----- DATASET RECORDS -----

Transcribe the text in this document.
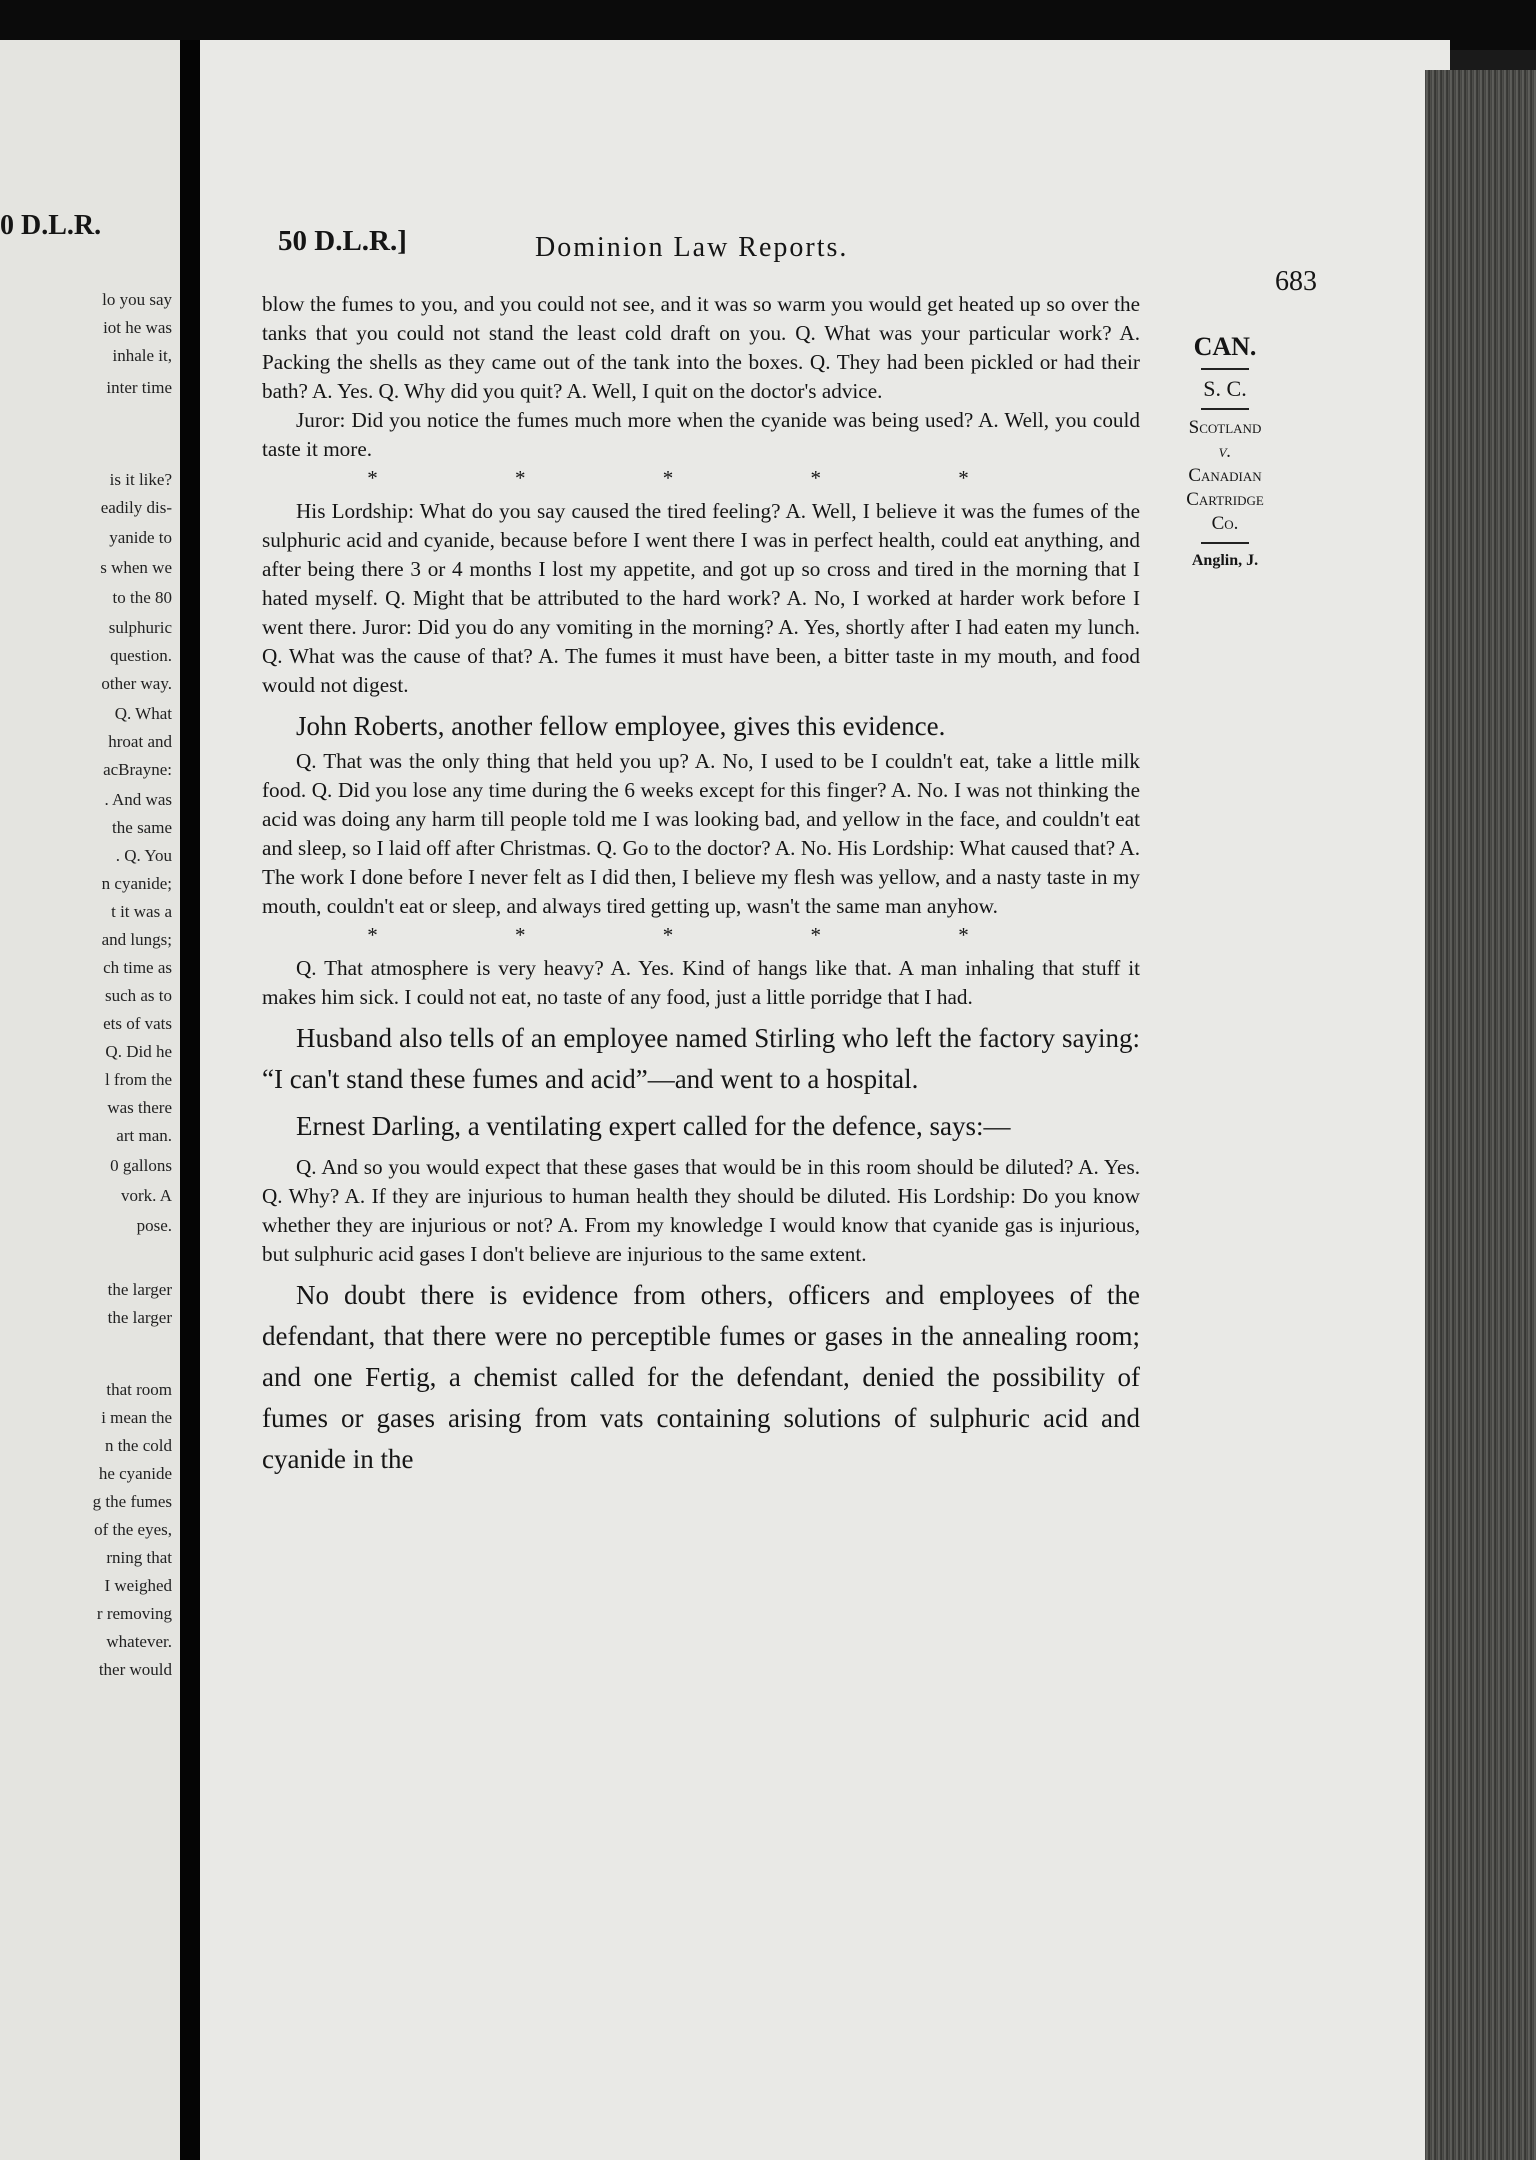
0 D.L.R.
lo you say
iot he was
inhale it,
inter time
is it like?
eadily dis-
yanide to
s when we
to the 80
sulphuric
question.
other way.
Q. What
hroat and
acBrayne:
. And was
the same
. Q. You
n cyanide;
t it was a
and lungs;
ch time as
such as to
ets of vats
Q. Did he
l from the
was there
art man.
0 gallons
vork. A
pose.
the larger
the larger
that room
i mean the
n the cold
he cyanide
g the fumes
of the eyes,
rning that
I weighed
r removing
whatever.
ther would
50 D.L.R.]	Dominion Law Reports.
683
CAN.
S. C.
Scotland
v.
Canadian
Cartridge
Co.
Anglin, J.

blow the fumes to you, and you could not see, and it was so warm you would get heated up so over the tanks that you could not stand the least cold draft on you. Q. What was your particular work? A. Packing the shells as they came out of the tank into the boxes. Q. They had been pickled or had their bath? A. Yes. Q. Why did you quit? A. Well, I quit on the doctor's advice.

Juror: Did you notice the fumes much more when the cyanide was being used? A. Well, you could taste it more.

* * * * *

His Lordship: What do you say caused the tired feeling? A. Well, I believe it was the fumes of the sulphuric acid and cyanide, because before I went there I was in perfect health, could eat anything, and after being there 3 or 4 months I lost my appetite, and got up so cross and tired in the morning that I hated myself. Q. Might that be attributed to the hard work? A. No, I worked at harder work before I went there. Juror: Did you do any vomiting in the morning? A. Yes, shortly after I had eaten my lunch. Q. What was the cause of that? A. The fumes it must have been, a bitter taste in my mouth, and food would not digest.

John Roberts, another fellow employee, gives this evidence.

Q. That was the only thing that held you up? A. No, I used to be I couldn't eat, take a little milk food. Q. Did you lose any time during the 6 weeks except for this finger? A. No. I was not thinking the acid was doing any harm till people told me I was looking bad, and yellow in the face, and couldn't eat and sleep, so I laid off after Christmas. Q. Go to the doctor? A. No. His Lordship: What caused that? A. The work I done before I never felt as I did then, I believe my flesh was yellow, and a nasty taste in my mouth, couldn't eat or sleep, and always tired getting up, wasn't the same man anyhow.

* * * * *

Q. That atmosphere is very heavy? A. Yes. Kind of hangs like that. A man inhaling that stuff it makes him sick. I could not eat, no taste of any food, just a little porridge that I had.

Husband also tells of an employee named Stirling who left the factory saying: “I can't stand these fumes and acid”—and went to a hospital.

Ernest Darling, a ventilating expert called for the defence, says:—

Q. And so you would expect that these gases that would be in this room should be diluted? A. Yes. Q. Why? A. If they are injurious to human health they should be diluted. His Lordship: Do you know whether they are injurious or not? A. From my knowledge I would know that cyanide gas is injurious, but sulphuric acid gases I don't believe are injurious to the same extent.

No doubt there is evidence from others, officers and employees of the defendant, that there were no perceptible fumes or gases in the annealing room; and one Fertig, a chemist called for the defendant, denied the possibility of fumes or gases arising from vats containing solutions of sulphuric acid and cyanide in the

-----

> WHAT IS REQUIRED: Quote the records above exactly, leaving out any pictures.

> WRITTEN SOLUTION:
Transcribe the text in this document.
0 D.L.R.
lo you say
iot he was
inhale it,
inter time
is it like?
eadily dis-
yanide to
s when we
to the 80
sulphuric
question.
other way.
Q. What
hroat and
acBrayne:
. And was
the same
. Q. You
n cyanide;
t it was a
and lungs;
ch time as
such as to
ets of vats
Q. Did he
l from the
was there
art man.
0 gallons
vork. A
pose.
the larger
the larger
that room
i mean the
n the cold
he cyanide
g the fumes
of the eyes,
rning that
I weighed
r removing
whatever.
ther would
50 D.L.R.]	Dominion Law Reports.
683
CAN.
S. C.
Scotland
v.
Canadian
Cartridge
Co.
Anglin, J.

blow the fumes to you, and you could not see, and it was so warm you would get heated up so over the tanks that you could not stand the least cold draft on you. Q. What was your particular work? A. Packing the shells as they came out of the tank into the boxes. Q. They had been pickled or had their bath? A. Yes. Q. Why did you quit? A. Well, I quit on the doctor's advice.

Juror: Did you notice the fumes much more when the cyanide was being used? A. Well, you could taste it more.

* * * * *

His Lordship: What do you say caused the tired feeling? A. Well, I believe it was the fumes of the sulphuric acid and cyanide, because before I went there I was in perfect health, could eat anything, and after being there 3 or 4 months I lost my appetite, and got up so cross and tired in the morning that I hated myself. Q. Might that be attributed to the hard work? A. No, I worked at harder work before I went there. Juror: Did you do any vomiting in the morning? A. Yes, shortly after I had eaten my lunch. Q. What was the cause of that? A. The fumes it must have been, a bitter taste in my mouth, and food would not digest.

John Roberts, another fellow employee, gives this evidence.

Q. That was the only thing that held you up? A. No, I used to be I couldn't eat, take a little milk food. Q. Did you lose any time during the 6 weeks except for this finger? A. No. I was not thinking the acid was doing any harm till people told me I was looking bad, and yellow in the face, and couldn't eat and sleep, so I laid off after Christmas. Q. Go to the doctor? A. No. His Lordship: What caused that? A. The work I done before I never felt as I did then, I believe my flesh was yellow, and a nasty taste in my mouth, couldn't eat or sleep, and always tired getting up, wasn't the same man anyhow.

* * * * *

Q. That atmosphere is very heavy? A. Yes. Kind of hangs like that. A man inhaling that stuff it makes him sick. I could not eat, no taste of any food, just a little porridge that I had.

Husband also tells of an employee named Stirling who left the factory saying: “I can't stand these fumes and acid”—and went to a hospital.

Ernest Darling, a ventilating expert called for the defence, says:—

Q. And so you would expect that these gases that would be in this room should be diluted? A. Yes. Q. Why? A. If they are injurious to human health they should be diluted. His Lordship: Do you know whether they are injurious or not? A. From my knowledge I would know that cyanide gas is injurious, but sulphuric acid gases I don't believe are injurious to the same extent.

No doubt there is evidence from others, officers and employees of the defendant, that there were no perceptible fumes or gases in the annealing room; and one Fertig, a chemist called for the defendant, denied the possibility of fumes or gases arising from vats containing solutions of sulphuric acid and cyanide in the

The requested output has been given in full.